## PROBLEM DETAILS
Work out the number of lines in the records that include the word "Electric"; reply with that number alone.

## GIVEN DATA

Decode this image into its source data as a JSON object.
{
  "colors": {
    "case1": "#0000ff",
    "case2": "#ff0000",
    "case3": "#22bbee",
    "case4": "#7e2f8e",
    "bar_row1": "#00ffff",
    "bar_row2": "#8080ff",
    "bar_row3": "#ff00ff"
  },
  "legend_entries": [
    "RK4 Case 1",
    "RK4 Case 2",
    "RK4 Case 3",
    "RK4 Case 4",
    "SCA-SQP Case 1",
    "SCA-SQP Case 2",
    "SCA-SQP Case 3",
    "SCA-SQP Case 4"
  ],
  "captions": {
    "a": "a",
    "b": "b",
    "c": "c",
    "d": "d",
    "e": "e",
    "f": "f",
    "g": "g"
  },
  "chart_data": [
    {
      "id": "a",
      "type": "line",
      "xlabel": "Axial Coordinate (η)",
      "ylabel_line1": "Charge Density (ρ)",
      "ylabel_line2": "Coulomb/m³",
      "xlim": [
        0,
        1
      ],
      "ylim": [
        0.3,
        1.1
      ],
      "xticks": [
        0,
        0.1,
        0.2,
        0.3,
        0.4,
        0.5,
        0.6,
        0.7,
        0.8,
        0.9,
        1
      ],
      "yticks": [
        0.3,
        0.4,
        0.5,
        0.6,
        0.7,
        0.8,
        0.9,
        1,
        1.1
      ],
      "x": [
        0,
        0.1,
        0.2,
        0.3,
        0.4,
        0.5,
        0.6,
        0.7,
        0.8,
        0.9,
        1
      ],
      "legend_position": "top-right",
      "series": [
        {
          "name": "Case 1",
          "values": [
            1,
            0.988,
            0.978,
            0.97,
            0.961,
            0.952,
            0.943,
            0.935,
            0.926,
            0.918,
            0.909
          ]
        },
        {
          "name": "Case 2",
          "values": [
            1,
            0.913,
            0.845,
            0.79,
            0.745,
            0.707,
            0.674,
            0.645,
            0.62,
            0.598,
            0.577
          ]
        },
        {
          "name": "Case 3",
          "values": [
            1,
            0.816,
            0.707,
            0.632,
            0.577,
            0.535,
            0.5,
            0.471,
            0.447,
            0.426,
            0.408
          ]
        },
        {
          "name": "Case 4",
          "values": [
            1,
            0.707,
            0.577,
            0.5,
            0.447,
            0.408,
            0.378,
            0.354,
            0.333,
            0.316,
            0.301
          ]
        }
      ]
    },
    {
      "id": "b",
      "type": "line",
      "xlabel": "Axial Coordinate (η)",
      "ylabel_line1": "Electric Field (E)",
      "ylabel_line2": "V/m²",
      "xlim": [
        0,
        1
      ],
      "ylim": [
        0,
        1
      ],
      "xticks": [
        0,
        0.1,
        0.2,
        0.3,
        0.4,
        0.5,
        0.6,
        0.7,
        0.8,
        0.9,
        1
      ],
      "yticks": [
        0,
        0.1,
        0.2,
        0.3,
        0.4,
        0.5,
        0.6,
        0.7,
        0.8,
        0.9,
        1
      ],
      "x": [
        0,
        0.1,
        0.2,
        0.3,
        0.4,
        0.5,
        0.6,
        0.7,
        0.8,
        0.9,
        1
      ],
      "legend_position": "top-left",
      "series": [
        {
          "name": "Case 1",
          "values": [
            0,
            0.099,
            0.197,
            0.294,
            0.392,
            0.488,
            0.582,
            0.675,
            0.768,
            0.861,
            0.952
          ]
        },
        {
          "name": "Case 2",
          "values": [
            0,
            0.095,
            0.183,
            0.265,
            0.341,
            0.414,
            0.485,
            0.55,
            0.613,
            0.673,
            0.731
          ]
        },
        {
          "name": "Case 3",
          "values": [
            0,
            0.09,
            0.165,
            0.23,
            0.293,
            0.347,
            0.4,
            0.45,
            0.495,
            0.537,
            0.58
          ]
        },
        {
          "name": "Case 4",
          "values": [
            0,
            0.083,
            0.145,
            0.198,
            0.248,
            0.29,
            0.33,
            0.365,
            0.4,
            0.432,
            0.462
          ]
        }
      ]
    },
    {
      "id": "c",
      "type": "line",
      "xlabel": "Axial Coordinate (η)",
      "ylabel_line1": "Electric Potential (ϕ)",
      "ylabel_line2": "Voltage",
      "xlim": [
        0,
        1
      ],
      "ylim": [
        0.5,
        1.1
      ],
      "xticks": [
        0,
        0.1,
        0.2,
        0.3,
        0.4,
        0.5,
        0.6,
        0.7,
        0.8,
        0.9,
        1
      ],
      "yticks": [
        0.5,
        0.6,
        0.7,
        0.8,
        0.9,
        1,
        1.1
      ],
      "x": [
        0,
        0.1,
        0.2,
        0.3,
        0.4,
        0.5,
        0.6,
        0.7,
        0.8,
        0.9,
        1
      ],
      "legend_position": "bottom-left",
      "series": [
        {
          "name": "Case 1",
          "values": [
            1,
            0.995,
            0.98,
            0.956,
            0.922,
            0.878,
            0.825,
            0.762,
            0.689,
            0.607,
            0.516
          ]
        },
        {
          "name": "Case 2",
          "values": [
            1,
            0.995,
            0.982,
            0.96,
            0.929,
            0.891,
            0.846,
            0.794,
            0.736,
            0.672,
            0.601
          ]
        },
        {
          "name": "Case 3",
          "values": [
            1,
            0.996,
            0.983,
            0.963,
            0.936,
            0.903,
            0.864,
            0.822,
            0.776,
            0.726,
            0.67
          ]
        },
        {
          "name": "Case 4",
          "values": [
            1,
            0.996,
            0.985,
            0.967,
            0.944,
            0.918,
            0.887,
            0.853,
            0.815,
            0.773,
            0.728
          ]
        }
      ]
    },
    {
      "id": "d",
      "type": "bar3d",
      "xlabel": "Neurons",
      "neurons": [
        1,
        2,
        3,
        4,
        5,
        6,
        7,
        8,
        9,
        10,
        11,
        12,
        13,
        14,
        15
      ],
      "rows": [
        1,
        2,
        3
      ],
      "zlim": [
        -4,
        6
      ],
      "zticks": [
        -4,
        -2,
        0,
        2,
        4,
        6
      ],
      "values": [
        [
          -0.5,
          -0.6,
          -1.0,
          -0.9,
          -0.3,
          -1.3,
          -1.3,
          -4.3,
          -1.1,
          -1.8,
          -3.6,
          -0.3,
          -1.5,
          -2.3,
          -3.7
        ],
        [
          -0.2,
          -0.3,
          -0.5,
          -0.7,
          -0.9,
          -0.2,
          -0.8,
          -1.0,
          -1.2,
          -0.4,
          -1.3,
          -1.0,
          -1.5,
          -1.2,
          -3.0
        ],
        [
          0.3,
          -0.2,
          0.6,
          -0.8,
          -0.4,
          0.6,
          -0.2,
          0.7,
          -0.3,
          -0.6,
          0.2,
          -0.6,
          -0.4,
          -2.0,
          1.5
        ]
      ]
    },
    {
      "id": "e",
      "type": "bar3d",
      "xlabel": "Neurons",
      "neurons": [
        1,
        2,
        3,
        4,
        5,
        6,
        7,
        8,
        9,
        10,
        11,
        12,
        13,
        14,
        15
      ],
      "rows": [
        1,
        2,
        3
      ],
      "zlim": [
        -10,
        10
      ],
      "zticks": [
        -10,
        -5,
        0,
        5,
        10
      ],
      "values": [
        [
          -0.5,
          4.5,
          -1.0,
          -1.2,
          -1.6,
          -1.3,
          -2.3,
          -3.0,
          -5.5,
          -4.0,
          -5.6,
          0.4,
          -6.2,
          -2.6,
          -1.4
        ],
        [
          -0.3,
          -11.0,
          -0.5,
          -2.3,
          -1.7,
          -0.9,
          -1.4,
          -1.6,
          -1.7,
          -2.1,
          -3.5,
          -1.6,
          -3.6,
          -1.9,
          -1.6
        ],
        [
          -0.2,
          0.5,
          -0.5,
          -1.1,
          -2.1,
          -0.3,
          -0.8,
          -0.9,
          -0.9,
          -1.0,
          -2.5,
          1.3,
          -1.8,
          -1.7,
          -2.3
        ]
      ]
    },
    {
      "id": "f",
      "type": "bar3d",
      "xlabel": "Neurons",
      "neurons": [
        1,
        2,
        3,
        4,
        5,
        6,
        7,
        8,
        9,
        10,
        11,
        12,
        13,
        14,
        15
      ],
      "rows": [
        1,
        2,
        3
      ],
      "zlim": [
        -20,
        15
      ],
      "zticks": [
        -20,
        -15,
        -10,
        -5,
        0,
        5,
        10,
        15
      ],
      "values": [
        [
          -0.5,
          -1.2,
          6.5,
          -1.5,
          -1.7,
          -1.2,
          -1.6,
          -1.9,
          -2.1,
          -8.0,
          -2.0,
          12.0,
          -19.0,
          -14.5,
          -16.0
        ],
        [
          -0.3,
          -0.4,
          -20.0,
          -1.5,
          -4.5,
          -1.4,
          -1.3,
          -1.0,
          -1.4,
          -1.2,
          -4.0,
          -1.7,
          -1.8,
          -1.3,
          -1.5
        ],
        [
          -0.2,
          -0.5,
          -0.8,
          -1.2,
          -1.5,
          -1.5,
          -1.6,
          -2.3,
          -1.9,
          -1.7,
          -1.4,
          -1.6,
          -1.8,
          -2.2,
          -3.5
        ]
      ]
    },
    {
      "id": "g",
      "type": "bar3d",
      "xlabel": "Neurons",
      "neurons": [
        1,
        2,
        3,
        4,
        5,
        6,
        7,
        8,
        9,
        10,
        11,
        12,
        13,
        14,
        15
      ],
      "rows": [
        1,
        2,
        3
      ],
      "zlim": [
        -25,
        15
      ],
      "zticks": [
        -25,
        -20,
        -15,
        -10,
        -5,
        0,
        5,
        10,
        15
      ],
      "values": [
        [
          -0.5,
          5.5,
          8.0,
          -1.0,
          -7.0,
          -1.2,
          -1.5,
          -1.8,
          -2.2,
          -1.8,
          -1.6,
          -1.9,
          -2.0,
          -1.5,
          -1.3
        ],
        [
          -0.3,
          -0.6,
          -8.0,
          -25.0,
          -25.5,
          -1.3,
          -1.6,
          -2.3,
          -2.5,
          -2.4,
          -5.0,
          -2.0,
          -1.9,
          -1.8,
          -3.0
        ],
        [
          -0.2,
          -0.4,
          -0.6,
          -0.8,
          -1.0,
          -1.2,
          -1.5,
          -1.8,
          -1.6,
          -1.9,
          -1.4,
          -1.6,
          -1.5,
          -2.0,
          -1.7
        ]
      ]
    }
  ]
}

## FINAL RESULT
2